__Problem__
Once the pictures are set aside, transcribe the remaining data exactly.

__Data to use__
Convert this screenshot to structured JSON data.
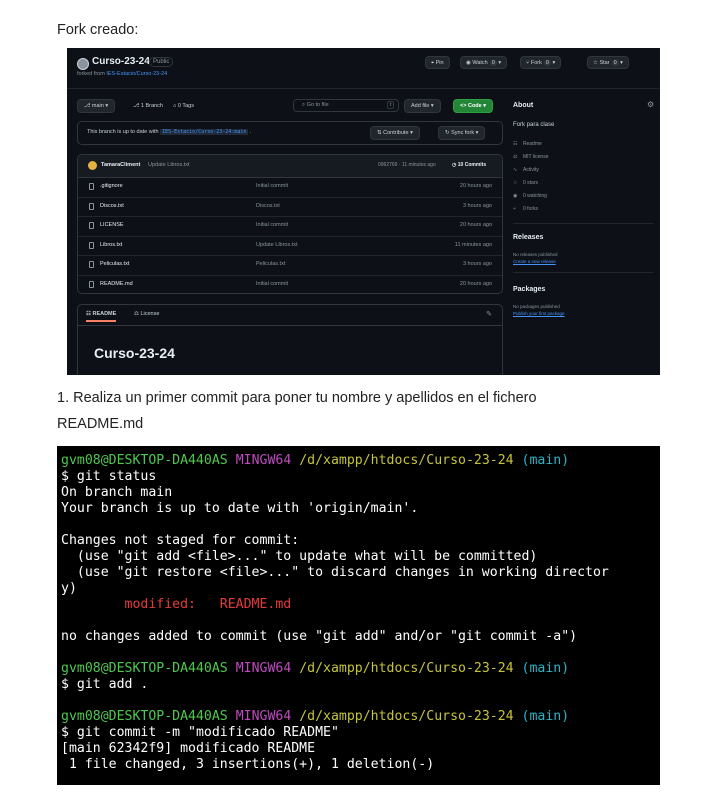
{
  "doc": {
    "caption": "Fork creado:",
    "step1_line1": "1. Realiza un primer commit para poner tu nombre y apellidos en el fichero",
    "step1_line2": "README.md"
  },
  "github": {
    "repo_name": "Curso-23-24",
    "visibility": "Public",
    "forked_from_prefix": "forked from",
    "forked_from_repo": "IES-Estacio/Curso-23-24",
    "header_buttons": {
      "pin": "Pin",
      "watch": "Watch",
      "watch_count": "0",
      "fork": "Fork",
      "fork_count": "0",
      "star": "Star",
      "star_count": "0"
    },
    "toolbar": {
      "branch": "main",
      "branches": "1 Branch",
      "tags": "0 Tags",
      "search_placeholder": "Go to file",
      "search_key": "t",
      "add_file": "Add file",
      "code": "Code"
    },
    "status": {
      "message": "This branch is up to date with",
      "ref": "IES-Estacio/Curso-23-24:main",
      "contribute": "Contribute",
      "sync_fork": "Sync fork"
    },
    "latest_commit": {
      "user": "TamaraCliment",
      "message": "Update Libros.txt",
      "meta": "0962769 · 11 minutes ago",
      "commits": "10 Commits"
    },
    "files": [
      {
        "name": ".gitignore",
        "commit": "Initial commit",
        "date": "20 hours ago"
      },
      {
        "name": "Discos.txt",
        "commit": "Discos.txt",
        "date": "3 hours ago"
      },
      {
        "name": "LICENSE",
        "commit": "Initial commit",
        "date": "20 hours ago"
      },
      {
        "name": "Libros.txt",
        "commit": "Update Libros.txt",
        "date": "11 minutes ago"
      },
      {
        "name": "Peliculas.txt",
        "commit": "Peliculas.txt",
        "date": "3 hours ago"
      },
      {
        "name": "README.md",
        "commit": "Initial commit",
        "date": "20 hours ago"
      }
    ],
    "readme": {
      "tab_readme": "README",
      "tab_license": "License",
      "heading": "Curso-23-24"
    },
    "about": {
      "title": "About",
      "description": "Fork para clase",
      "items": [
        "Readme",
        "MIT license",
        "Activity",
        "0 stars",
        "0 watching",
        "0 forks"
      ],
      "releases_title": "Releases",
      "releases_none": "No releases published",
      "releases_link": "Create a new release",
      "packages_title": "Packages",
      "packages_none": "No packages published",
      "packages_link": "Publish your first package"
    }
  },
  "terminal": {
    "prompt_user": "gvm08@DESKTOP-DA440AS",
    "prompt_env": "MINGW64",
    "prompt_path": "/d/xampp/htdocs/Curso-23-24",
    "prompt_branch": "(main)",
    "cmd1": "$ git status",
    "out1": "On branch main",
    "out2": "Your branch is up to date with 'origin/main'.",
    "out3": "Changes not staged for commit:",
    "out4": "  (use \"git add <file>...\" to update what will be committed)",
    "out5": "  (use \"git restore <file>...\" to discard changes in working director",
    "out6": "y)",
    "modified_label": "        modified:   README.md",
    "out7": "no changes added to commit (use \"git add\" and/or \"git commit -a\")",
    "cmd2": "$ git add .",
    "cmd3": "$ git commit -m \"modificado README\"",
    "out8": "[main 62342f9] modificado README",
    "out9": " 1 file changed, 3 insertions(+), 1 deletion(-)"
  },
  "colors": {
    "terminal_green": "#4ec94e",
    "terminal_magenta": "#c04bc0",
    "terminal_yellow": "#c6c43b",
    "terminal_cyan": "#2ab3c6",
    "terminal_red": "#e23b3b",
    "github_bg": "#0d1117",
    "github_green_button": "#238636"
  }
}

__Answer to the problem__
Convert this screenshot to structured JSON data.
{
  "doc": {
    "caption": "Fork creado:",
    "step1_line1": "1. Realiza un primer commit para poner tu nombre y apellidos en el fichero",
    "step1_line2": "README.md"
  },
  "github": {
    "repo_name": "Curso-23-24",
    "visibility": "Public",
    "forked_from_prefix": "forked from",
    "forked_from_repo": "IES-Estacio/Curso-23-24",
    "header_buttons": {
      "pin": "Pin",
      "watch": "Watch",
      "watch_count": "0",
      "fork": "Fork",
      "fork_count": "0",
      "star": "Star",
      "star_count": "0"
    },
    "toolbar": {
      "branch": "main",
      "branches": "1 Branch",
      "tags": "0 Tags",
      "search_placeholder": "Go to file",
      "search_key": "t",
      "add_file": "Add file",
      "code": "Code"
    },
    "status": {
      "message": "This branch is up to date with",
      "ref": "IES-Estacio/Curso-23-24:main",
      "contribute": "Contribute",
      "sync_fork": "Sync fork"
    },
    "latest_commit": {
      "user": "TamaraCliment",
      "message": "Update Libros.txt",
      "meta": "0962769 · 11 minutes ago",
      "commits": "10 Commits"
    },
    "files": [
      {
        "name": ".gitignore",
        "commit": "Initial commit",
        "date": "20 hours ago"
      },
      {
        "name": "Discos.txt",
        "commit": "Discos.txt",
        "date": "3 hours ago"
      },
      {
        "name": "LICENSE",
        "commit": "Initial commit",
        "date": "20 hours ago"
      },
      {
        "name": "Libros.txt",
        "commit": "Update Libros.txt",
        "date": "11 minutes ago"
      },
      {
        "name": "Peliculas.txt",
        "commit": "Peliculas.txt",
        "date": "3 hours ago"
      },
      {
        "name": "README.md",
        "commit": "Initial commit",
        "date": "20 hours ago"
      }
    ],
    "readme": {
      "tab_readme": "README",
      "tab_license": "License",
      "heading": "Curso-23-24"
    },
    "about": {
      "title": "About",
      "description": "Fork para clase",
      "items": [
        "Readme",
        "MIT license",
        "Activity",
        "0 stars",
        "0 watching",
        "0 forks"
      ],
      "releases_title": "Releases",
      "releases_none": "No releases published",
      "releases_link": "Create a new release",
      "packages_title": "Packages",
      "packages_none": "No packages published",
      "packages_link": "Publish your first package"
    }
  },
  "terminal": {
    "prompt_user": "gvm08@DESKTOP-DA440AS",
    "prompt_env": "MINGW64",
    "prompt_path": "/d/xampp/htdocs/Curso-23-24",
    "prompt_branch": "(main)",
    "cmd1": "$ git status",
    "out1": "On branch main",
    "out2": "Your branch is up to date with 'origin/main'.",
    "out3": "Changes not staged for commit:",
    "out4": "  (use \"git add <file>...\" to update what will be committed)",
    "out5": "  (use \"git restore <file>...\" to discard changes in working director",
    "out6": "y)",
    "modified_label": "        modified:   README.md",
    "out7": "no changes added to commit (use \"git add\" and/or \"git commit -a\")",
    "cmd2": "$ git add .",
    "cmd3": "$ git commit -m \"modificado README\"",
    "out8": "[main 62342f9] modificado README",
    "out9": " 1 file changed, 3 insertions(+), 1 deletion(-)"
  },
  "colors": {
    "terminal_green": "#4ec94e",
    "terminal_magenta": "#c04bc0",
    "terminal_yellow": "#c6c43b",
    "terminal_cyan": "#2ab3c6",
    "terminal_red": "#e23b3b",
    "github_bg": "#0d1117",
    "github_green_button": "#238636"
  }
}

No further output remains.